[Data extracted from a collection]
——————————
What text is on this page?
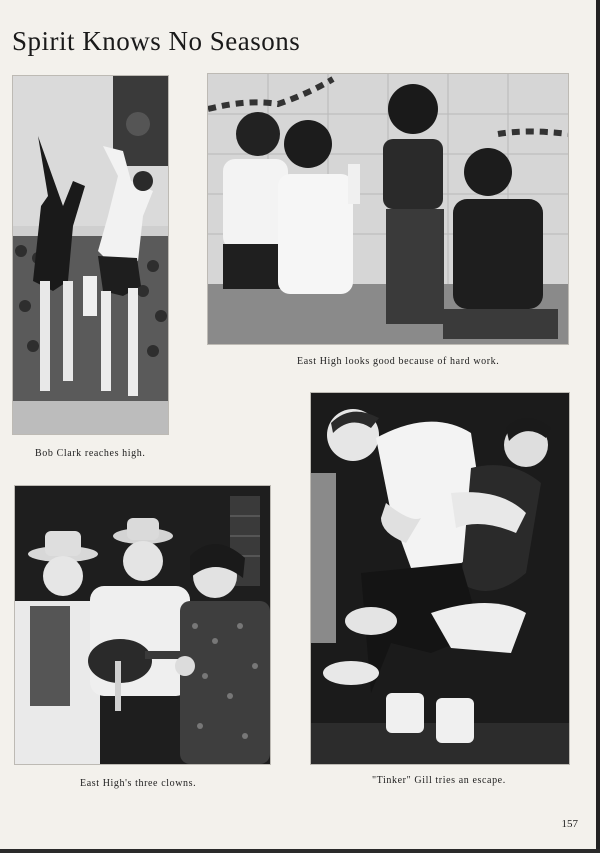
Spirit Knows No Seasons
Bob Clark reaches high.
East High looks good because of hard work.
East High's three clowns.	"Tinker" Gill tries an escape.
157
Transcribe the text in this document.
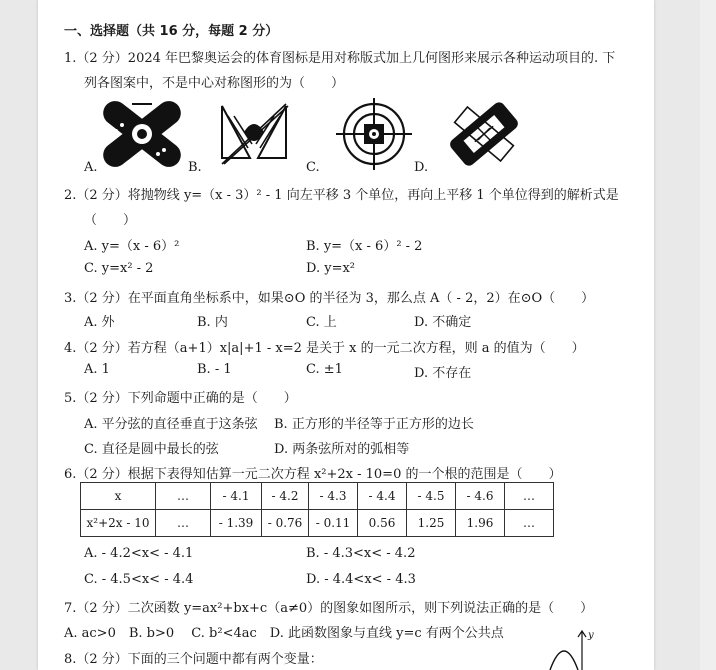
一、选择题（共 16 分，每题 2 分）
1.（2 分）2024 年巴黎奥运会的体育图标是用对称版式加上几何图形来展示各种运动项目的. 下
列各图案中，不是中心对称图形的为（　　）
A.	B.	C.	D.
2.（2 分）将抛物线 y=（x - 3）² - 1 向左平移 3 个单位，再向上平移 1 个单位得到的解析式是
（　　）
A. y=（x - 6）²	B. y=（x - 6）² - 2
C. y=x² - 2	D. y=x²
3.（2 分）在平面直角坐标系中，如果⊙O 的半径为 3，那么点 A（ - 2，2）在⊙O（　　）
A. 外	B. 内	C. 上	D. 不确定
4.（2 分）若方程（a+1）x|a|+1 - x=2 是关于 x 的一元二次方程，则 a 的值为（　　）
A. 1	B. - 1	C. ±1	D. 不存在
5.（2 分）下列命题中正确的是（　　）
A. 平分弦的直径垂直于这条弦 B. 正方形的半径等于正方形的边长
C. 直径是圆中最长的弦	D. 两条弦所对的弧相等
6.（2 分）根据下表得知估算一元二次方程 x²+2x - 10=0 的一个根的范围是（　　）
x	…	- 4.1	- 4.2	- 4.3	- 4.4	- 4.5	- 4.6	…
x²+2x - 10	…	- 1.39	- 0.76	- 0.11	0.56	1.25	1.96	…
A. - 4.2<x< - 4.1	B. - 4.3<x< - 4.2
C. - 4.5<x< - 4.4	D. - 4.4<x< - 4.3
7.（2 分）二次函数 y=ax²+bx+c（a≠0）的图象如图所示，则下列说法正确的是（　　）
A. ac>0　B. b>0　 C. b²<4ac　D. 此函数图象与直线 y=c 有两个公共点
8.（2 分）下面的三个问题中都有两个变量：
y
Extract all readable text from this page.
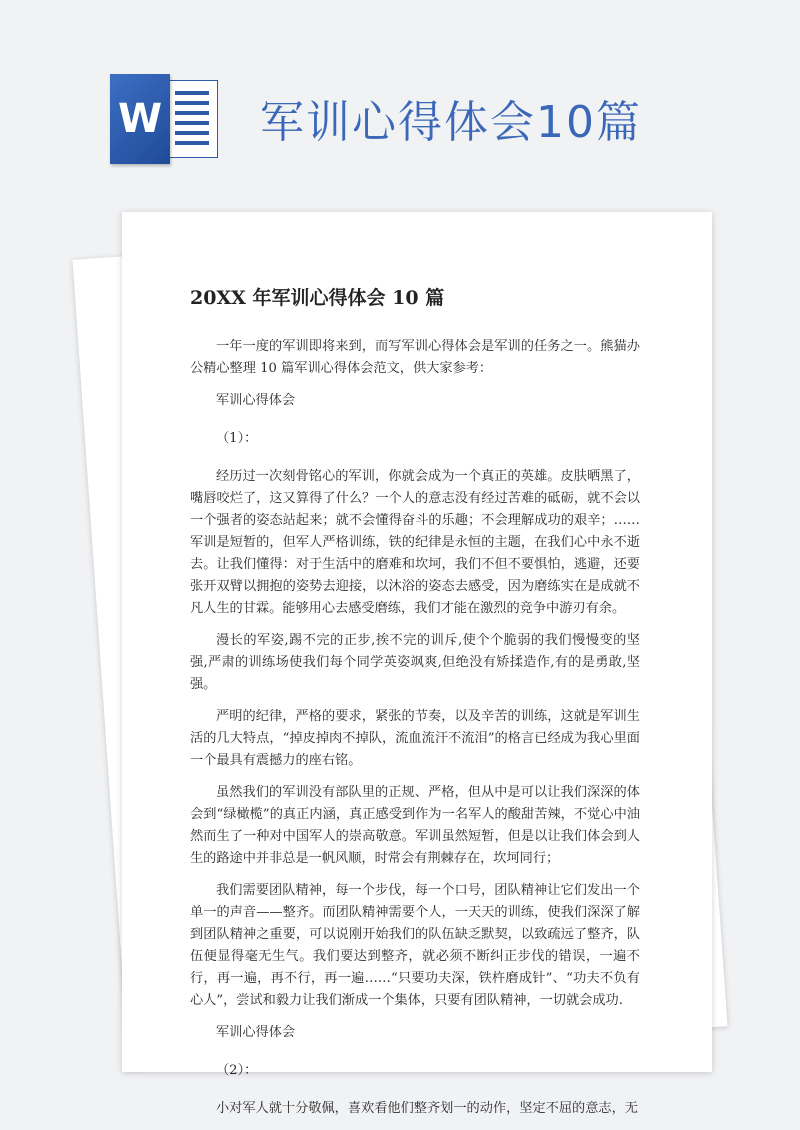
W 军训心得体会10篇
20XX 年军训心得体会 10 篇

一年一度的军训即将来到，而写军训心得体会是军训的任务之一。熊猫办公精心整理 10 篇军训心得体会范文，供大家参考：

军训心得体会

（1）：

经历过一次刻骨铭心的军训，你就会成为一个真正的英雄。皮肤晒黑了，嘴唇咬烂了，这又算得了什么？一个人的意志没有经过苦难的砥砺，就不会以一个强者的姿态站起来；就不会懂得奋斗的乐趣；不会理解成功的艰辛；……军训是短暂的，但军人严格训练，铁的纪律是永恒的主题，在我们心中永不逝去。让我们懂得：对于生活中的磨难和坎坷，我们不但不要惧怕，逃避，还要张开双臂以拥抱的姿势去迎接，以沐浴的姿态去感受，因为磨练实在是成就不凡人生的甘霖。能够用心去感受磨练，我们才能在激烈的竞争中游刃有余。

漫长的军姿,踢不完的正步,挨不完的训斥,使个个脆弱的我们慢慢变的坚强,严肃的训练场使我们每个同学英姿飒爽,但绝没有矫揉造作,有的是勇敢,坚强。

严明的纪律，严格的要求，紧张的节奏，以及辛苦的训练，这就是军训生活的几大特点，“掉皮掉肉不掉队，流血流汗不流泪”的格言已经成为我心里面一个最具有震撼力的座右铭。

虽然我们的军训没有部队里的正规、严格，但从中是可以让我们深深的体会到“绿橄榄”的真正内涵，真正感受到作为一名军人的酸甜苦辣，不觉心中油然而生了一种对中国军人的崇高敬意。军训虽然短暂，但是以让我们体会到人生的路途中并非总是一帆风顺，时常会有荆棘存在，坎坷同行；

我们需要团队精神，每一个步伐，每一个口号，团队精神让它们发出一个单一的声音——整齐。而团队精神需要个人，一天天的训练，使我们深深了解到团队精神之重要，可以说刚开始我们的队伍缺乏默契，以致疏远了整齐，队伍便显得毫无生气。我们要达到整齐，就必须不断纠正步伐的错误，一遍不行，再一遍，再不行，再一遍……“只要功夫深，铁杵磨成针”、“功夫不负有心人”，尝试和毅力让我们渐成一个集体，只要有团队精神，一切就会成功.

军训心得体会

（2）：

小对军人就十分敬佩，喜欢看他们整齐划一的动作，坚定不屈的意志，无
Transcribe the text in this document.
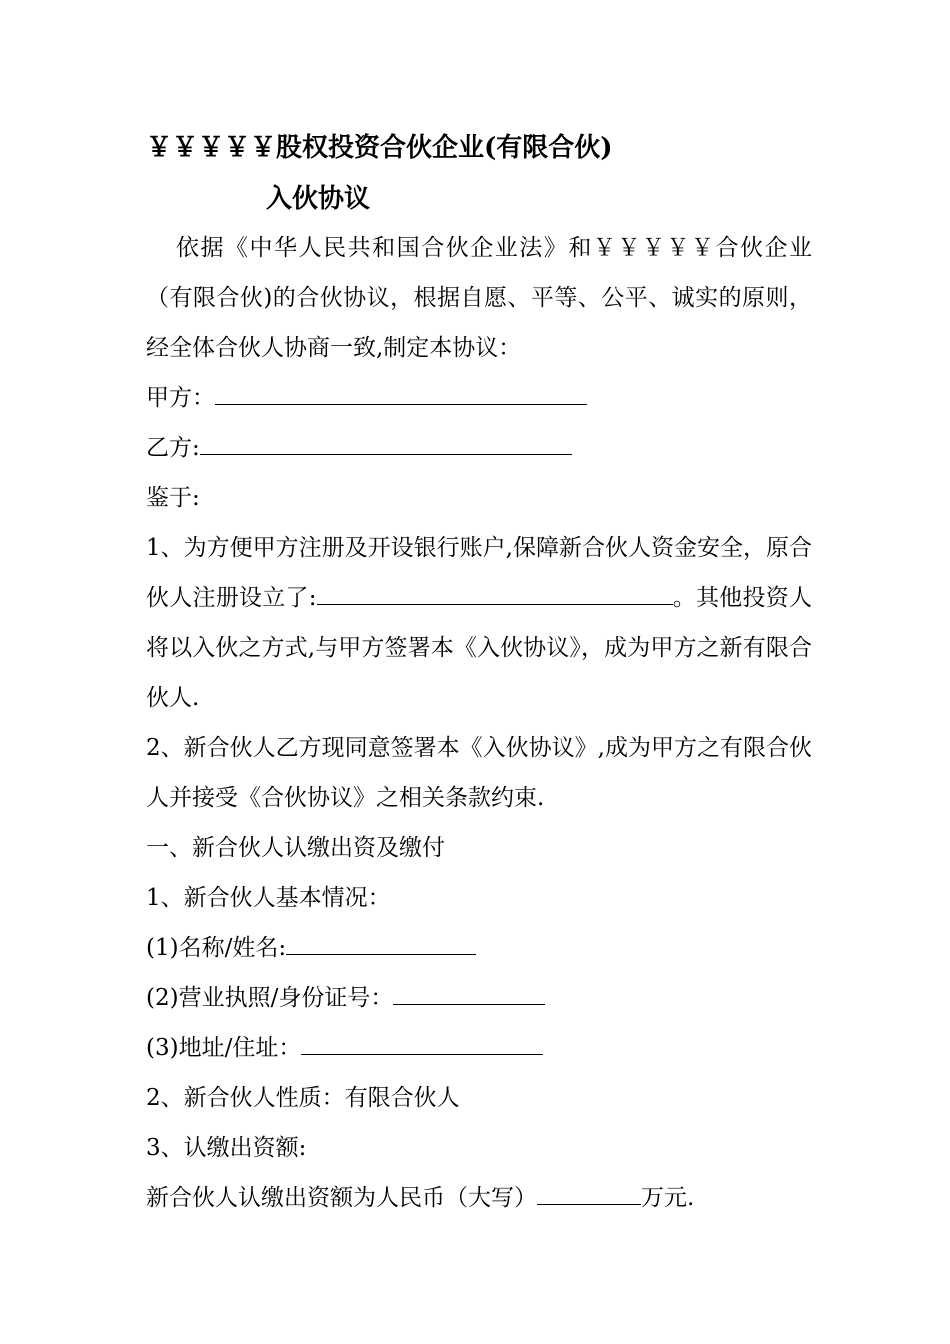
￥￥￥￥￥股权投资合伙企业(有限合伙)
入伙协议

依据《中华人民共和国合伙企业法》和￥￥￥￥￥合伙企业（有限合伙)的合伙协议，根据自愿、平等、公平、诚实的原则，经全体合伙人协商一致,制定本协议：

甲方：

乙方:

鉴于:

1、为方便甲方注册及开设银行账户,保障新合伙人资金安全，原合伙人注册设立了:	。其他投资人将以入伙之方式,与甲方签署本《入伙协议》，成为甲方之新有限合伙人.

2、新合伙人乙方现同意签署本《入伙协议》,成为甲方之有限合伙人并接受《合伙协议》之相关条款约束.

一、新合伙人认缴出资及缴付

1、新合伙人基本情况：

(1)名称/姓名:

(2)营业执照/身份证号：

(3)地址/住址：

2、新合伙人性质：有限合伙人

3、认缴出资额:

新合伙人认缴出资额为人民币（大写）	万元.
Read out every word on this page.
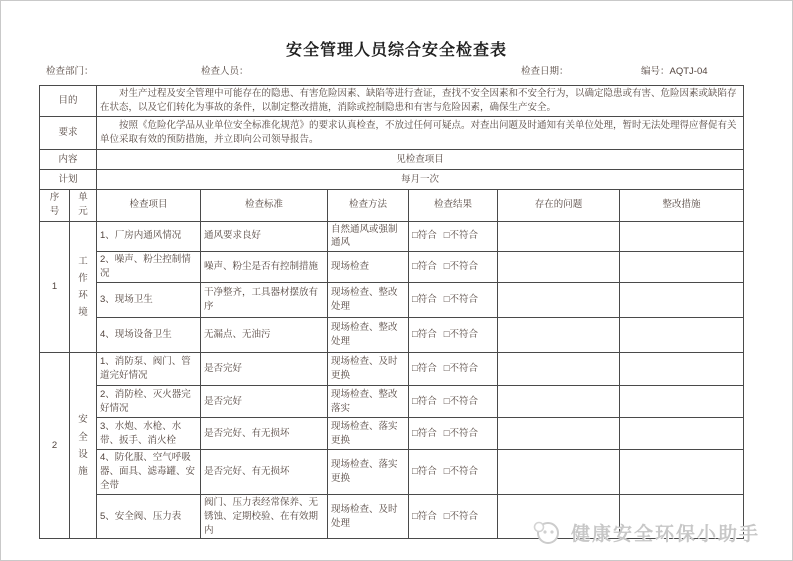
安全管理人员综合安全检查表
检查部门：	检查人员：	检查日期：	编号：AQTJ-04
目的		对生产过程及安全管理中可能存在的隐患、有害危险因素、缺陷等进行查证，查找不安全因素和不安全行为，以确定隐患或有害、危险因素或缺陷存在状态，以及它们转化为事故的条件，以制定整改措施，消除或控制隐患和有害与危险因素，确保生产安全。					
要求		按照《危险化学品从业单位安全标准化规范》的要求认真检查，不放过任何可疑点。对查出问题及时通知有关单位处理，暂时无法处理得应督促有关单位采取有效的预防措施，并立即向公司领导报告。					
内容		见检查项目					
计划		每月一次					
序号	单元	检查项目	检查标准	检查方法	检查结果	存在的问题	整改措施
1	工作环境	1、厂房内通风情况	通风要求良好	自然通风或强制通风	□符合 □不符合		
		2、噪声、粉尘控制情况	噪声、粉尘是否有控制措施	现场检查	□符合 □不符合		
		3、现场卫生	干净整齐，工具器材摆放有序	现场检查、整改处理	□符合 □不符合		
		4、现场设备卫生	无漏点、无油污	现场检查、整改处理	□符合 □不符合		
2	安全设施	1、消防泵、阀门、管道完好情况	是否完好	现场检查、及时更换	□符合 □不符合		
		2、消防栓、灭火器完好情况	是否完好	现场检查、整改落实	□符合 □不符合		
		3、水炮、水枪、水带、扳手、消火栓	是否完好、有无损坏	现场检查、落实更换	□符合 □不符合		
		4、防化服、空气呼吸器、面具、滤毒罐、安全带	是否完好、有无损坏	现场检查、落实更换	□符合 □不符合		
		5、安全阀、压力表	阀门、压力表经常保养、无锈蚀、定期校验、在有效期内	现场检查、及时处理	□符合 □不符合		
健康安全环保小助手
——————————
Requirement » Leave the pictures out and reproduce all of the records exactly.

Exercise solution »
What text is on this page?
Spirit Knows No Seasons
Bob Clark reaches high.
East High looks good because of hard work.
East High's three clowns.	"Tinker" Gill tries an escape.
157
Transcribe the text in this document.
一、选择题（共 16 分，每题 2 分）
1.（2 分）2024 年巴黎奥运会的体育图标是用对称版式加上几何图形来展示各种运动项目的. 下
列各图案中，不是中心对称图形的为（　　）
A.	B.	C.	D.
2.（2 分）将抛物线 y=（x - 3）² - 1 向左平移 3 个单位，再向上平移 1 个单位得到的解析式是
（　　）
A. y=（x - 6）²	B. y=（x - 6）² - 2
C. y=x² - 2	D. y=x²
3.（2 分）在平面直角坐标系中，如果⊙O 的半径为 3，那么点 A（ - 2，2）在⊙O（　　）
A. 外	B. 内	C. 上	D. 不确定
4.（2 分）若方程（a+1）x|a|+1 - x=2 是关于 x 的一元二次方程，则 a 的值为（　　）
A. 1	B. - 1	C. ±1	D. 不存在
5.（2 分）下列命题中正确的是（　　）
A. 平分弦的直径垂直于这条弦 B. 正方形的半径等于正方形的边长
C. 直径是圆中最长的弦	D. 两条弦所对的弧相等
6.（2 分）根据下表得知估算一元二次方程 x²+2x - 10=0 的一个根的范围是（　　）
x	…	- 4.1	- 4.2	- 4.3	- 4.4	- 4.5	- 4.6	…
x²+2x - 10	…	- 1.39	- 0.76	- 0.11	0.56	1.25	1.96	…
A. - 4.2<x< - 4.1	B. - 4.3<x< - 4.2
C. - 4.5<x< - 4.4	D. - 4.4<x< - 4.3
7.（2 分）二次函数 y=ax²+bx+c（a≠0）的图象如图所示，则下列说法正确的是（　　）
A. ac>0　B. b>0　 C. b²<4ac　D. 此函数图象与直线 y=c 有两个公共点
8.（2 分）下面的三个问题中都有两个变量：
y
Extract all readable text from this page.
W 军训心得体会10篇
20XX 年军训心得体会 10 篇

一年一度的军训即将来到，而写军训心得体会是军训的任务之一。熊猫办公精心整理 10 篇军训心得体会范文，供大家参考：

军训心得体会

（1）：

经历过一次刻骨铭心的军训，你就会成为一个真正的英雄。皮肤晒黑了，嘴唇咬烂了，这又算得了什么？一个人的意志没有经过苦难的砥砺，就不会以一个强者的姿态站起来；就不会懂得奋斗的乐趣；不会理解成功的艰辛；……军训是短暂的，但军人严格训练，铁的纪律是永恒的主题，在我们心中永不逝去。让我们懂得：对于生活中的磨难和坎坷，我们不但不要惧怕，逃避，还要张开双臂以拥抱的姿势去迎接，以沐浴的姿态去感受，因为磨练实在是成就不凡人生的甘霖。能够用心去感受磨练，我们才能在激烈的竞争中游刃有余。

漫长的军姿,踢不完的正步,挨不完的训斥,使个个脆弱的我们慢慢变的坚强,严肃的训练场使我们每个同学英姿飒爽,但绝没有矫揉造作,有的是勇敢,坚强。

严明的纪律，严格的要求，紧张的节奏，以及辛苦的训练，这就是军训生活的几大特点，“掉皮掉肉不掉队，流血流汗不流泪”的格言已经成为我心里面一个最具有震撼力的座右铭。

虽然我们的军训没有部队里的正规、严格，但从中是可以让我们深深的体会到“绿橄榄”的真正内涵，真正感受到作为一名军人的酸甜苦辣，不觉心中油然而生了一种对中国军人的崇高敬意。军训虽然短暂，但是以让我们体会到人生的路途中并非总是一帆风顺，时常会有荆棘存在，坎坷同行；

我们需要团队精神，每一个步伐，每一个口号，团队精神让它们发出一个单一的声音——整齐。而团队精神需要个人，一天天的训练，使我们深深了解到团队精神之重要，可以说刚开始我们的队伍缺乏默契，以致疏远了整齐，队伍便显得毫无生气。我们要达到整齐，就必须不断纠正步伐的错误，一遍不行，再一遍，再不行，再一遍……“只要功夫深，铁杵磨成针”、“功夫不负有心人”，尝试和毅力让我们渐成一个集体，只要有团队精神，一切就会成功.

军训心得体会

（2）：

小对军人就十分敬佩，喜欢看他们整齐划一的动作，坚定不屈的意志，无
Transcribe the text in this document.
￥￥￥￥￥股权投资合伙企业(有限合伙)
入伙协议

依据《中华人民共和国合伙企业法》和￥￥￥￥￥合伙企业（有限合伙)的合伙协议，根据自愿、平等、公平、诚实的原则，经全体合伙人协商一致,制定本协议：

甲方：

乙方:

鉴于:

1、为方便甲方注册及开设银行账户,保障新合伙人资金安全，原合伙人注册设立了:	。其他投资人将以入伙之方式,与甲方签署本《入伙协议》，成为甲方之新有限合伙人.

2、新合伙人乙方现同意签署本《入伙协议》,成为甲方之有限合伙人并接受《合伙协议》之相关条款约束.

一、新合伙人认缴出资及缴付

1、新合伙人基本情况：

(1)名称/姓名:

(2)营业执照/身份证号：

(3)地址/住址：

2、新合伙人性质：有限合伙人

3、认缴出资额:

新合伙人认缴出资额为人民币（大写）	万元.
Read out every word on this page.
安全管理人员综合安全检查表
检查部门：	检查人员：	检查日期：	编号：AQTJ-04
目的		对生产过程及安全管理中可能存在的隐患、有害危险因素、缺陷等进行查证，查找不安全因素和不安全行为，以确定隐患或有害、危险因素或缺陷存在状态，以及它们转化为事故的条件，以制定整改措施，消除或控制隐患和有害与危险因素，确保生产安全。					
要求		按照《危险化学品从业单位安全标准化规范》的要求认真检查，不放过任何可疑点。对查出问题及时通知有关单位处理，暂时无法处理得应督促有关单位采取有效的预防措施，并立即向公司领导报告。					
内容		见检查项目					
计划		每月一次					
序号	单元	检查项目	检查标准	检查方法	检查结果	存在的问题	整改措施
1	工作环境	1、厂房内通风情况	通风要求良好	自然通风或强制通风	□符合 □不符合		
		2、噪声、粉尘控制情况	噪声、粉尘是否有控制措施	现场检查	□符合 □不符合		
		3、现场卫生	干净整齐，工具器材摆放有序	现场检查、整改处理	□符合 □不符合		
		4、现场设备卫生	无漏点、无油污	现场检查、整改处理	□符合 □不符合		
2	安全设施	1、消防泵、阀门、管道完好情况	是否完好	现场检查、及时更换	□符合 □不符合		
		2、消防栓、灭火器完好情况	是否完好	现场检查、整改落实	□符合 □不符合		
		3、水炮、水枪、水带、扳手、消火栓	是否完好、有无损坏	现场检查、落实更换	□符合 □不符合		
		4、防化服、空气呼吸器、面具、滤毒罐、安全带	是否完好、有无损坏	现场检查、落实更换	□符合 □不符合		
		5、安全阀、压力表	阀门、压力表经常保养、无锈蚀、定期校验、在有效期内	现场检查、及时处理	□符合 □不符合		
健康安全环保小助手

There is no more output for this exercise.